WRITTEN INSTRUCTION:
Could you extract every entry below and reproduce it exactly?

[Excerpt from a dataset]
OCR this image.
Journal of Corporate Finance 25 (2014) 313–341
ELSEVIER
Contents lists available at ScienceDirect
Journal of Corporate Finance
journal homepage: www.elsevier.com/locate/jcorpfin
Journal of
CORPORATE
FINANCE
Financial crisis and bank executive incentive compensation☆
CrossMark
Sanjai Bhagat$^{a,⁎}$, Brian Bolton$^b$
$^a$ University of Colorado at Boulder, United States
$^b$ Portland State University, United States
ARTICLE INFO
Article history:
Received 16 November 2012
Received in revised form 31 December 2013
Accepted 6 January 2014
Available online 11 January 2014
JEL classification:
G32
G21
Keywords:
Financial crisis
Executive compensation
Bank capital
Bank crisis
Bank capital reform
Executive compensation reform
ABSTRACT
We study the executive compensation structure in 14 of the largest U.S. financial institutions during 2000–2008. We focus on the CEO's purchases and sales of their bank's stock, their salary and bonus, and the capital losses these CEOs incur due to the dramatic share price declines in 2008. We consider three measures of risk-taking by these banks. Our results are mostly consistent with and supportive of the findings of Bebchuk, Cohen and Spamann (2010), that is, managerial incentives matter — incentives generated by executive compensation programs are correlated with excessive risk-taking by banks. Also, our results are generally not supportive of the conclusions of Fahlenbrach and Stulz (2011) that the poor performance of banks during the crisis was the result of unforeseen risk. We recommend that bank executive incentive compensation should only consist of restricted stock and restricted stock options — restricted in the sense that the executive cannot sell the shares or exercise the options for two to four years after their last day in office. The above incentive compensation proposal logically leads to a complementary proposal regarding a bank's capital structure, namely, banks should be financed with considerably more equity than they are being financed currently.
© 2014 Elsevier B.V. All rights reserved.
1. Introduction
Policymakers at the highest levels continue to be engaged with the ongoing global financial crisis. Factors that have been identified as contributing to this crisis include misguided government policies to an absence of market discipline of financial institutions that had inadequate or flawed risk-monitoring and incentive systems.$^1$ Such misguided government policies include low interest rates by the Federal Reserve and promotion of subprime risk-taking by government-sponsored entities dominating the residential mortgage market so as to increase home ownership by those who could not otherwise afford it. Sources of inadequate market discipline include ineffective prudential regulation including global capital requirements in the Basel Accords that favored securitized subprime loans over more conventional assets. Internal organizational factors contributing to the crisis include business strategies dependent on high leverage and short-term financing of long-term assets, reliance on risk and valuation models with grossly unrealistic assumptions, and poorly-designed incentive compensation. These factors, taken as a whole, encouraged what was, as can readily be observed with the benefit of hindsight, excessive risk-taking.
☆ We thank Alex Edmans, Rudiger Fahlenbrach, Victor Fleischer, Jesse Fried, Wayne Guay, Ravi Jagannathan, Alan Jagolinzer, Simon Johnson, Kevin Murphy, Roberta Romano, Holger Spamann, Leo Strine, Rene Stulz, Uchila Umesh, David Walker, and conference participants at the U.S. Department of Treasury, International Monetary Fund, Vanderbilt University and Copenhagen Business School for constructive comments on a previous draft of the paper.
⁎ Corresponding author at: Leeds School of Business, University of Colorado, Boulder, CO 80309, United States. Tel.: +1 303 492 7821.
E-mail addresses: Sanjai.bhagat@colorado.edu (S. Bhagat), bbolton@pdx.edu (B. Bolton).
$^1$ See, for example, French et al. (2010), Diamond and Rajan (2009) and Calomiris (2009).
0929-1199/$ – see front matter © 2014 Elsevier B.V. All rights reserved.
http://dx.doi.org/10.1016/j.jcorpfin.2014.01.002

ANSWER TO THE TASK:
OCR this image.
Journal of Corporate Finance 25 (2014) 313–341
ELSEVIER
Contents lists available at ScienceDirect
Journal of Corporate Finance
journal homepage: www.elsevier.com/locate/jcorpfin
Journal of
CORPORATE
FINANCE
Financial crisis and bank executive incentive compensation☆
CrossMark
Sanjai Bhagat$^{a,⁎}$, Brian Bolton$^b$
$^a$ University of Colorado at Boulder, United States
$^b$ Portland State University, United States
ARTICLE INFO
Article history:
Received 16 November 2012
Received in revised form 31 December 2013
Accepted 6 January 2014
Available online 11 January 2014
JEL classification:
G32
G21
Keywords:
Financial crisis
Executive compensation
Bank capital
Bank crisis
Bank capital reform
Executive compensation reform
ABSTRACT
We study the executive compensation structure in 14 of the largest U.S. financial institutions during 2000–2008. We focus on the CEO's purchases and sales of their bank's stock, their salary and bonus, and the capital losses these CEOs incur due to the dramatic share price declines in 2008. We consider three measures of risk-taking by these banks. Our results are mostly consistent with and supportive of the findings of Bebchuk, Cohen and Spamann (2010), that is, managerial incentives matter — incentives generated by executive compensation programs are correlated with excessive risk-taking by banks. Also, our results are generally not supportive of the conclusions of Fahlenbrach and Stulz (2011) that the poor performance of banks during the crisis was the result of unforeseen risk. We recommend that bank executive incentive compensation should only consist of restricted stock and restricted stock options — restricted in the sense that the executive cannot sell the shares or exercise the options for two to four years after their last day in office. The above incentive compensation proposal logically leads to a complementary proposal regarding a bank's capital structure, namely, banks should be financed with considerably more equity than they are being financed currently.
© 2014 Elsevier B.V. All rights reserved.
1. Introduction
Policymakers at the highest levels continue to be engaged with the ongoing global financial crisis. Factors that have been identified as contributing to this crisis include misguided government policies to an absence of market discipline of financial institutions that had inadequate or flawed risk-monitoring and incentive systems.$^1$ Such misguided government policies include low interest rates by the Federal Reserve and promotion of subprime risk-taking by government-sponsored entities dominating the residential mortgage market so as to increase home ownership by those who could not otherwise afford it. Sources of inadequate market discipline include ineffective prudential regulation including global capital requirements in the Basel Accords that favored securitized subprime loans over more conventional assets. Internal organizational factors contributing to the crisis include business strategies dependent on high leverage and short-term financing of long-term assets, reliance on risk and valuation models with grossly unrealistic assumptions, and poorly-designed incentive compensation. These factors, taken as a whole, encouraged what was, as can readily be observed with the benefit of hindsight, excessive risk-taking.
☆ We thank Alex Edmans, Rudiger Fahlenbrach, Victor Fleischer, Jesse Fried, Wayne Guay, Ravi Jagannathan, Alan Jagolinzer, Simon Johnson, Kevin Murphy, Roberta Romano, Holger Spamann, Leo Strine, Rene Stulz, Uchila Umesh, David Walker, and conference participants at the U.S. Department of Treasury, International Monetary Fund, Vanderbilt University and Copenhagen Business School for constructive comments on a previous draft of the paper.
⁎ Corresponding author at: Leeds School of Business, University of Colorado, Boulder, CO 80309, United States. Tel.: +1 303 492 7821.
E-mail addresses: Sanjai.bhagat@colorado.edu (S. Bhagat), bbolton@pdx.edu (B. Bolton).
$^1$ See, for example, French et al. (2010), Diamond and Rajan (2009) and Calomiris (2009).
0929-1199/$ – see front matter © 2014 Elsevier B.V. All rights reserved.
http://dx.doi.org/10.1016/j.jcorpfin.2014.01.002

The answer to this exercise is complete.